◆ WHAT NEEDS TO BE DONE ◆
Print everything from the start of the rows down to the line that contains "paragraph-text: въ цѣлости", with both ends included.
________________________________________
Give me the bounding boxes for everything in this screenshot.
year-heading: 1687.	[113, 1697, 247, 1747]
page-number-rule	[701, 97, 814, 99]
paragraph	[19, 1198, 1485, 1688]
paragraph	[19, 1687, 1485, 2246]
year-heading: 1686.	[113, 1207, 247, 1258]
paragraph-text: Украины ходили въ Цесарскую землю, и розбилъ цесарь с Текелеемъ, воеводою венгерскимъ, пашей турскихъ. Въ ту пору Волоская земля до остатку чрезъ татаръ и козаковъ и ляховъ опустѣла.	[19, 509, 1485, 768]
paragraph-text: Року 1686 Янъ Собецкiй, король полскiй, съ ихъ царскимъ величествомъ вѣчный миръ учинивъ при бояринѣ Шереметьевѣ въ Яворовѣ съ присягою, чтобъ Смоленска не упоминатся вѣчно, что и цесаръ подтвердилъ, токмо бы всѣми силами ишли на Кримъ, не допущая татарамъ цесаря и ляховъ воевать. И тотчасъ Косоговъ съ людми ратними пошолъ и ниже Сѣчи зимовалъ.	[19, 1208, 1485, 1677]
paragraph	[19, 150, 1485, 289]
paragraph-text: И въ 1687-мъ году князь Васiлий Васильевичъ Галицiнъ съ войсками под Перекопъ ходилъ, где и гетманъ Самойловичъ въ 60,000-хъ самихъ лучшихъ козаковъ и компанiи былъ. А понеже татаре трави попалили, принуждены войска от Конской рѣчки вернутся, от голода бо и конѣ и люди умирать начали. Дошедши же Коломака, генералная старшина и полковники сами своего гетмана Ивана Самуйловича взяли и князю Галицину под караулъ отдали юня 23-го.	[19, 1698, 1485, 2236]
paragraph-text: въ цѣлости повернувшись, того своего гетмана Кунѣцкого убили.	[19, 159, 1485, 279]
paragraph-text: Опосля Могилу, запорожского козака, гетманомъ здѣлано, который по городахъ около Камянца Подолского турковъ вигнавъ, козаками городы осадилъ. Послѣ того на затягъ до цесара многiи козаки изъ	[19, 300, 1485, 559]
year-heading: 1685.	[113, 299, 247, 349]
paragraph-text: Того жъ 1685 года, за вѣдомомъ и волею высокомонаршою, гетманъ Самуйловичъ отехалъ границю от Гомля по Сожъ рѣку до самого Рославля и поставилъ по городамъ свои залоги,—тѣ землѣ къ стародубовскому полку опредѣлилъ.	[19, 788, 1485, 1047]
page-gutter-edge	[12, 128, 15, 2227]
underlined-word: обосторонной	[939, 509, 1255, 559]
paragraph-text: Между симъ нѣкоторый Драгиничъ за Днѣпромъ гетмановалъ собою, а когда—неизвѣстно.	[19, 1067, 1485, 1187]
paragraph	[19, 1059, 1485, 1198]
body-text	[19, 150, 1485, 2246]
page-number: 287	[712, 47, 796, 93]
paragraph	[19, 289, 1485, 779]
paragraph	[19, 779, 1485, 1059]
________________________________________
◆ SOLUTION ◆
Give me the bounding boxes for everything in this screenshot.
year-heading: 1687.	[113, 1697, 247, 1747]
page-number-rule	[701, 97, 814, 99]
paragraph	[19, 1198, 1485, 1688]
paragraph	[19, 1687, 1485, 2246]
year-heading: 1686.	[113, 1207, 247, 1258]
paragraph-text: Украины ходили въ Цесарскую землю, и розбилъ цесарь с Текелеемъ, воеводою венгерскимъ, пашей турскихъ. Въ ту пору Волоская земля до остатку чрезъ татаръ и козаковъ и ляховъ опустѣла.	[19, 509, 1485, 768]
paragraph-text: Року 1686 Янъ Собецкiй, король полскiй, съ ихъ царскимъ величествомъ вѣчный миръ учинивъ при бояринѣ Шереметьевѣ въ Яворовѣ съ присягою, чтобъ Смоленска не упоминатся вѣчно, что и цесаръ подтвердилъ, токмо бы всѣми силами ишли на Кримъ, не допущая татарамъ цесаря и ляховъ воевать. И тотчасъ Косоговъ съ людми ратними пошолъ и ниже Сѣчи зимовалъ.	[19, 1208, 1485, 1677]
paragraph	[19, 150, 1485, 289]
paragraph-text: И въ 1687-мъ году князь Васiлий Васильевичъ Галицiнъ съ войсками под Перекопъ ходилъ, где и гетманъ Самойловичъ въ 60,000-хъ самихъ лучшихъ козаковъ и компанiи былъ. А понеже татаре трави попалили, принуждены войска от Конской рѣчки вернутся, от голода бо и конѣ и люди умирать начали. Дошедши же Коломака, генералная старшина и полковники сами своего гетмана Ивана Самуйловича взяли и князю Галицину под караулъ отдали юня 23-го.	[19, 1698, 1485, 2236]
paragraph-text: въ цѣлости повернувшись, того своего гетмана Кунѣцкого убили.	[19, 159, 1485, 279]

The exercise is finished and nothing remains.